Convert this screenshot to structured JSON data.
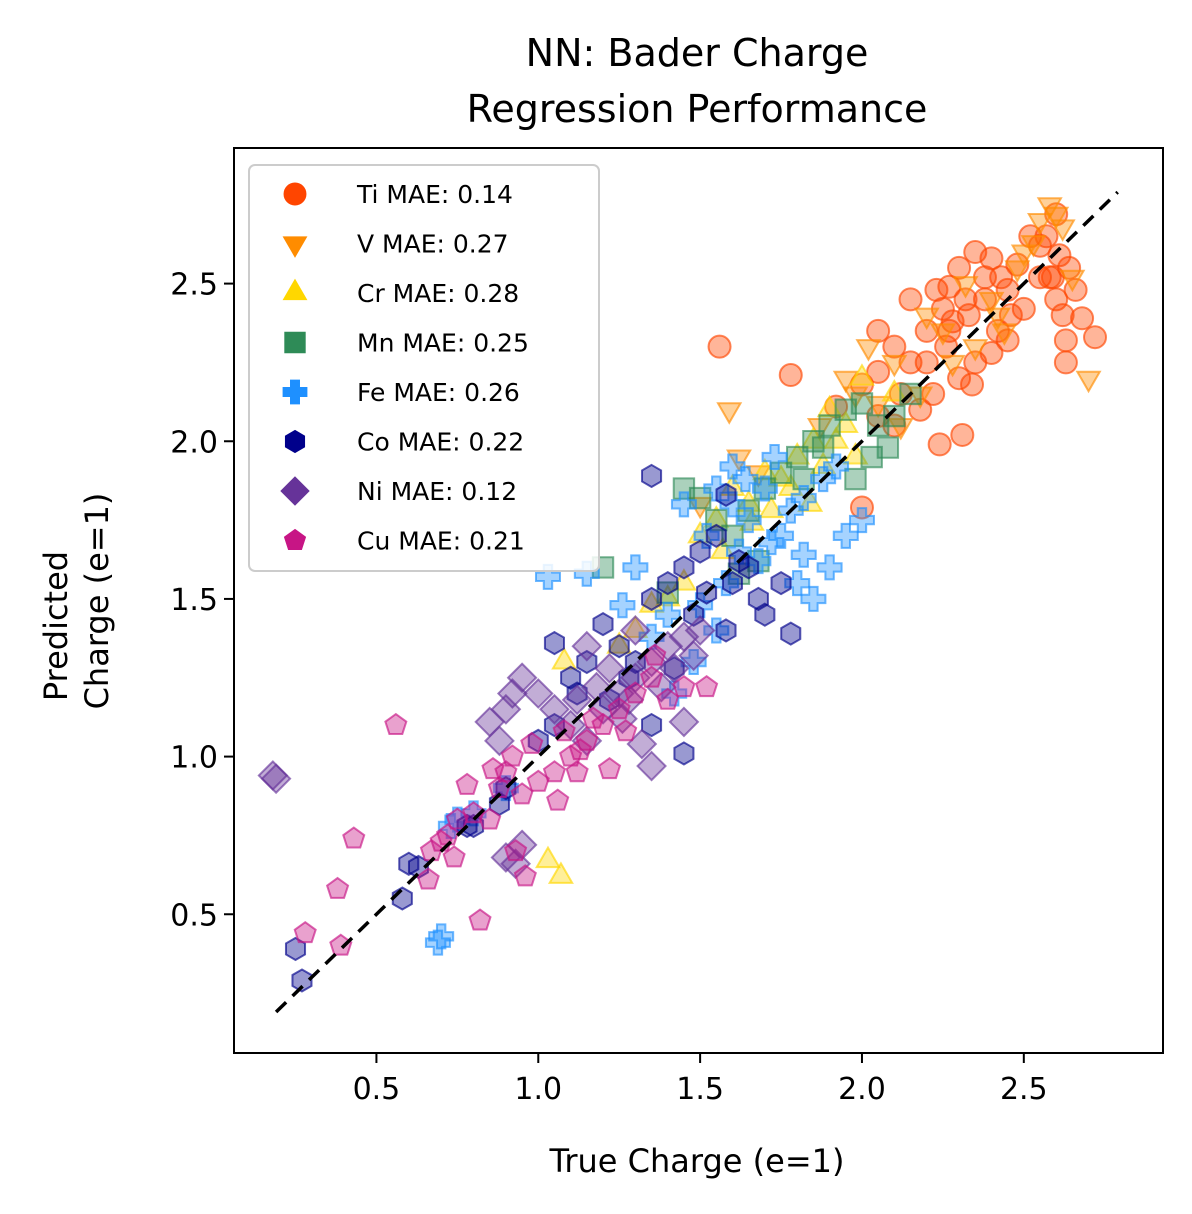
{
  "chart_data": {
    "type": "scatter",
    "title": [
      "NN: Bader Charge",
      "Regression Performance"
    ],
    "xlabel": "True Charge (e=1)",
    "ylabel": [
      "Predicted",
      "Charge (e=1)"
    ],
    "xlim": [
      0.06,
      2.93
    ],
    "ylim": [
      0.06,
      2.93
    ],
    "xticks": [
      "0.5",
      "1.0",
      "1.5",
      "2.0",
      "2.5"
    ],
    "yticks": [
      "0.5",
      "1.0",
      "1.5",
      "2.0",
      "2.5"
    ],
    "legend_position": "upper-left",
    "reference_line": {
      "style": "dashed",
      "color": "#000000",
      "from": [
        0.19,
        0.19
      ],
      "to": [
        2.79,
        2.79
      ]
    },
    "series": [
      {
        "name": "Ti MAE: 0.14",
        "marker": "circle",
        "color": "#FF4500",
        "points": [
          [
            1.56,
            2.3
          ],
          [
            1.78,
            2.21
          ],
          [
            1.92,
            2.11
          ],
          [
            2.0,
            2.18
          ],
          [
            2.05,
            2.22
          ],
          [
            2.1,
            2.3
          ],
          [
            2.15,
            2.25
          ],
          [
            2.2,
            2.35
          ],
          [
            2.23,
            2.48
          ],
          [
            2.25,
            2.42
          ],
          [
            2.28,
            2.38
          ],
          [
            2.3,
            2.55
          ],
          [
            2.32,
            2.45
          ],
          [
            2.35,
            2.6
          ],
          [
            2.38,
            2.52
          ],
          [
            2.4,
            2.58
          ],
          [
            2.42,
            2.35
          ],
          [
            2.45,
            2.48
          ],
          [
            2.48,
            2.56
          ],
          [
            2.52,
            2.65
          ],
          [
            2.55,
            2.62
          ],
          [
            2.58,
            2.52
          ],
          [
            2.6,
            2.45
          ],
          [
            2.62,
            2.4
          ],
          [
            2.63,
            2.32
          ],
          [
            2.64,
            2.55
          ],
          [
            2.66,
            2.48
          ],
          [
            2.6,
            2.72
          ],
          [
            2.57,
            2.65
          ],
          [
            2.5,
            2.42
          ],
          [
            2.45,
            2.32
          ],
          [
            2.35,
            2.25
          ],
          [
            2.3,
            2.2
          ],
          [
            2.22,
            2.15
          ],
          [
            2.18,
            2.1
          ],
          [
            2.1,
            2.05
          ],
          [
            2.05,
            2.08
          ],
          [
            2.27,
            2.35
          ],
          [
            2.33,
            2.4
          ],
          [
            2.43,
            2.52
          ],
          [
            2.38,
            2.45
          ],
          [
            2.26,
            2.3
          ],
          [
            2.2,
            2.25
          ],
          [
            2.12,
            2.15
          ],
          [
            2.31,
            2.02
          ],
          [
            2.34,
            2.18
          ],
          [
            2.27,
            2.49
          ],
          [
            2.46,
            2.4
          ],
          [
            2.55,
            2.52
          ],
          [
            2.61,
            2.59
          ],
          [
            2.24,
            1.99
          ],
          [
            2.0,
            1.79
          ],
          [
            2.72,
            2.33
          ],
          [
            2.68,
            2.39
          ],
          [
            2.63,
            2.25
          ],
          [
            2.59,
            2.52
          ],
          [
            2.4,
            2.28
          ],
          [
            2.15,
            2.45
          ],
          [
            2.05,
            2.35
          ]
        ]
      },
      {
        "name": "V MAE: 0.27",
        "marker": "triangle-down",
        "color": "#FF8C00",
        "points": [
          [
            1.59,
            2.1
          ],
          [
            1.62,
            1.95
          ],
          [
            1.68,
            1.9
          ],
          [
            1.5,
            1.8
          ],
          [
            1.87,
            2.05
          ],
          [
            1.95,
            2.2
          ],
          [
            2.02,
            2.3
          ],
          [
            2.1,
            2.25
          ],
          [
            2.2,
            2.4
          ],
          [
            2.25,
            2.35
          ],
          [
            2.32,
            2.5
          ],
          [
            2.4,
            2.45
          ],
          [
            2.48,
            2.55
          ],
          [
            2.55,
            2.7
          ],
          [
            2.58,
            2.75
          ],
          [
            2.6,
            2.72
          ],
          [
            2.62,
            2.68
          ],
          [
            2.65,
            2.52
          ],
          [
            2.7,
            2.2
          ],
          [
            2.18,
            2.15
          ],
          [
            2.28,
            2.25
          ],
          [
            2.35,
            2.3
          ],
          [
            2.42,
            2.4
          ],
          [
            2.5,
            2.6
          ],
          [
            2.12,
            2.05
          ],
          [
            2.05,
            2.12
          ],
          [
            1.98,
            2.15
          ],
          [
            2.44,
            2.35
          ],
          [
            2.53,
            2.63
          ]
        ]
      },
      {
        "name": "Cr MAE: 0.28",
        "marker": "triangle-up",
        "color": "#FFD700",
        "points": [
          [
            1.03,
            0.67
          ],
          [
            1.07,
            0.62
          ],
          [
            1.08,
            1.3
          ],
          [
            1.25,
            1.35
          ],
          [
            1.4,
            1.5
          ],
          [
            1.5,
            1.7
          ],
          [
            1.55,
            1.75
          ],
          [
            1.6,
            1.85
          ],
          [
            1.65,
            1.8
          ],
          [
            1.7,
            1.9
          ],
          [
            1.75,
            1.88
          ],
          [
            1.8,
            1.95
          ],
          [
            1.85,
            2.0
          ],
          [
            1.9,
            2.1
          ],
          [
            1.95,
            2.05
          ],
          [
            2.0,
            2.2
          ],
          [
            2.1,
            2.15
          ],
          [
            1.88,
            1.92
          ],
          [
            1.78,
            1.85
          ],
          [
            1.72,
            1.78
          ],
          [
            1.92,
            2.0
          ],
          [
            1.57,
            1.65
          ],
          [
            1.45,
            1.55
          ],
          [
            1.3,
            1.4
          ],
          [
            1.84,
            1.8
          ],
          [
            1.98,
            1.95
          ],
          [
            1.66,
            1.74
          ],
          [
            1.35,
            1.48
          ]
        ]
      },
      {
        "name": "Mn MAE: 0.25",
        "marker": "square",
        "color": "#2E8B57",
        "points": [
          [
            1.2,
            1.6
          ],
          [
            1.45,
            1.85
          ],
          [
            1.5,
            1.82
          ],
          [
            1.55,
            1.75
          ],
          [
            1.6,
            1.7
          ],
          [
            1.65,
            1.78
          ],
          [
            1.7,
            1.85
          ],
          [
            1.75,
            1.9
          ],
          [
            1.8,
            1.95
          ],
          [
            1.85,
            2.0
          ],
          [
            1.9,
            2.05
          ],
          [
            1.95,
            2.1
          ],
          [
            2.0,
            2.12
          ],
          [
            2.05,
            2.05
          ],
          [
            2.1,
            2.08
          ],
          [
            2.15,
            2.15
          ],
          [
            2.08,
            1.98
          ],
          [
            2.03,
            1.95
          ],
          [
            1.98,
            1.88
          ],
          [
            1.68,
            1.62
          ],
          [
            1.62,
            1.58
          ],
          [
            1.4,
            1.52
          ],
          [
            1.88,
            1.98
          ],
          [
            1.82,
            1.88
          ]
        ]
      },
      {
        "name": "Fe MAE: 0.26",
        "marker": "plus",
        "color": "#1E90FF",
        "points": [
          [
            0.69,
            0.41
          ],
          [
            0.7,
            0.43
          ],
          [
            0.8,
            0.82
          ],
          [
            0.73,
            0.78
          ],
          [
            0.75,
            0.8
          ],
          [
            0.9,
            0.9
          ],
          [
            1.15,
            1.58
          ],
          [
            1.03,
            1.57
          ],
          [
            1.3,
            1.6
          ],
          [
            1.45,
            1.8
          ],
          [
            1.55,
            1.85
          ],
          [
            1.6,
            1.8
          ],
          [
            1.65,
            1.75
          ],
          [
            1.7,
            1.85
          ],
          [
            1.75,
            1.7
          ],
          [
            1.8,
            1.55
          ],
          [
            1.85,
            1.5
          ],
          [
            1.9,
            1.6
          ],
          [
            1.95,
            1.7
          ],
          [
            2.0,
            1.75
          ],
          [
            1.78,
            1.78
          ],
          [
            1.72,
            1.68
          ],
          [
            1.68,
            1.62
          ],
          [
            1.62,
            1.65
          ],
          [
            1.58,
            1.55
          ],
          [
            1.5,
            1.48
          ],
          [
            1.4,
            1.45
          ],
          [
            1.35,
            1.38
          ],
          [
            1.48,
            1.3
          ],
          [
            1.42,
            1.2
          ],
          [
            1.55,
            1.4
          ],
          [
            1.88,
            1.88
          ],
          [
            1.92,
            1.92
          ],
          [
            1.82,
            1.82
          ],
          [
            1.6,
            1.92
          ],
          [
            1.52,
            1.7
          ],
          [
            1.26,
            1.48
          ],
          [
            1.73,
            1.95
          ],
          [
            1.64,
            1.88
          ],
          [
            1.82,
            1.64
          ]
        ]
      },
      {
        "name": "Co MAE: 0.22",
        "marker": "hexagon",
        "color": "#00008B",
        "points": [
          [
            0.25,
            0.39
          ],
          [
            0.27,
            0.29
          ],
          [
            0.58,
            0.55
          ],
          [
            0.6,
            0.66
          ],
          [
            0.63,
            0.65
          ],
          [
            0.78,
            0.78
          ],
          [
            0.8,
            0.78
          ],
          [
            0.88,
            0.85
          ],
          [
            0.9,
            0.9
          ],
          [
            1.0,
            1.05
          ],
          [
            1.05,
            1.1
          ],
          [
            1.1,
            1.25
          ],
          [
            1.15,
            1.3
          ],
          [
            1.2,
            1.42
          ],
          [
            1.25,
            1.35
          ],
          [
            1.3,
            1.3
          ],
          [
            1.35,
            1.89
          ],
          [
            1.35,
            1.5
          ],
          [
            1.4,
            1.55
          ],
          [
            1.45,
            1.6
          ],
          [
            1.5,
            1.65
          ],
          [
            1.55,
            1.7
          ],
          [
            1.58,
            1.83
          ],
          [
            1.6,
            1.55
          ],
          [
            1.65,
            1.6
          ],
          [
            1.68,
            1.5
          ],
          [
            1.7,
            1.45
          ],
          [
            1.75,
            1.55
          ],
          [
            1.78,
            1.39
          ],
          [
            1.45,
            1.01
          ],
          [
            1.35,
            1.1
          ],
          [
            1.05,
            1.36
          ],
          [
            1.12,
            1.2
          ],
          [
            1.22,
            1.18
          ],
          [
            1.28,
            1.25
          ],
          [
            1.48,
            1.45
          ],
          [
            1.52,
            1.52
          ],
          [
            1.62,
            1.62
          ],
          [
            1.58,
            1.4
          ],
          [
            1.42,
            1.28
          ]
        ]
      },
      {
        "name": "Ni MAE: 0.12",
        "marker": "diamond",
        "color": "#663399",
        "points": [
          [
            0.18,
            0.94
          ],
          [
            0.19,
            0.93
          ],
          [
            0.9,
            0.68
          ],
          [
            0.93,
            0.66
          ],
          [
            0.95,
            0.72
          ],
          [
            0.85,
            1.11
          ],
          [
            0.88,
            1.05
          ],
          [
            0.9,
            1.15
          ],
          [
            0.92,
            1.2
          ],
          [
            0.95,
            1.25
          ],
          [
            1.0,
            1.2
          ],
          [
            1.05,
            1.15
          ],
          [
            1.1,
            1.1
          ],
          [
            1.15,
            1.05
          ],
          [
            1.2,
            1.15
          ],
          [
            1.25,
            1.2
          ],
          [
            1.3,
            1.25
          ],
          [
            1.35,
            1.3
          ],
          [
            1.4,
            1.35
          ],
          [
            1.45,
            1.38
          ],
          [
            1.48,
            1.32
          ],
          [
            1.5,
            1.4
          ],
          [
            1.35,
            0.97
          ],
          [
            1.32,
            1.04
          ],
          [
            1.45,
            1.11
          ],
          [
            1.28,
            1.18
          ],
          [
            1.22,
            1.28
          ],
          [
            1.18,
            1.22
          ],
          [
            1.12,
            1.18
          ],
          [
            1.38,
            1.22
          ],
          [
            1.42,
            1.28
          ],
          [
            1.26,
            1.12
          ],
          [
            1.15,
            1.35
          ],
          [
            1.3,
            1.4
          ]
        ]
      },
      {
        "name": "Cu MAE: 0.21",
        "marker": "pentagon",
        "color": "#C71585",
        "points": [
          [
            0.28,
            0.44
          ],
          [
            0.39,
            0.4
          ],
          [
            0.38,
            0.58
          ],
          [
            0.43,
            0.74
          ],
          [
            0.56,
            1.1
          ],
          [
            0.66,
            0.61
          ],
          [
            0.67,
            0.7
          ],
          [
            0.7,
            0.73
          ],
          [
            0.72,
            0.75
          ],
          [
            0.75,
            0.8
          ],
          [
            0.8,
            0.82
          ],
          [
            0.82,
            0.48
          ],
          [
            0.85,
            0.8
          ],
          [
            0.88,
            0.9
          ],
          [
            0.9,
            0.95
          ],
          [
            0.92,
            1.0
          ],
          [
            0.95,
            0.88
          ],
          [
            1.0,
            0.92
          ],
          [
            1.05,
            0.95
          ],
          [
            1.1,
            1.0
          ],
          [
            1.12,
            0.95
          ],
          [
            1.15,
            1.05
          ],
          [
            1.2,
            1.1
          ],
          [
            1.25,
            1.15
          ],
          [
            1.3,
            1.2
          ],
          [
            1.35,
            1.25
          ],
          [
            1.4,
            1.18
          ],
          [
            1.45,
            1.22
          ],
          [
            1.52,
            1.22
          ],
          [
            0.93,
            0.7
          ],
          [
            0.96,
            0.62
          ],
          [
            1.06,
            0.86
          ],
          [
            1.13,
            1.02
          ],
          [
            1.22,
            0.96
          ],
          [
            0.78,
            0.91
          ],
          [
            0.86,
            0.96
          ],
          [
            0.98,
            1.04
          ],
          [
            1.08,
            1.08
          ],
          [
            1.17,
            1.12
          ],
          [
            1.27,
            1.08
          ],
          [
            1.36,
            1.32
          ],
          [
            0.74,
            0.68
          ]
        ]
      }
    ]
  }
}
····················
» Exercise
Using the listing above, pull out all lines that hold the word "triangle".

» Output
        "marker": "triangle-down",
        "marker": "triangle-up",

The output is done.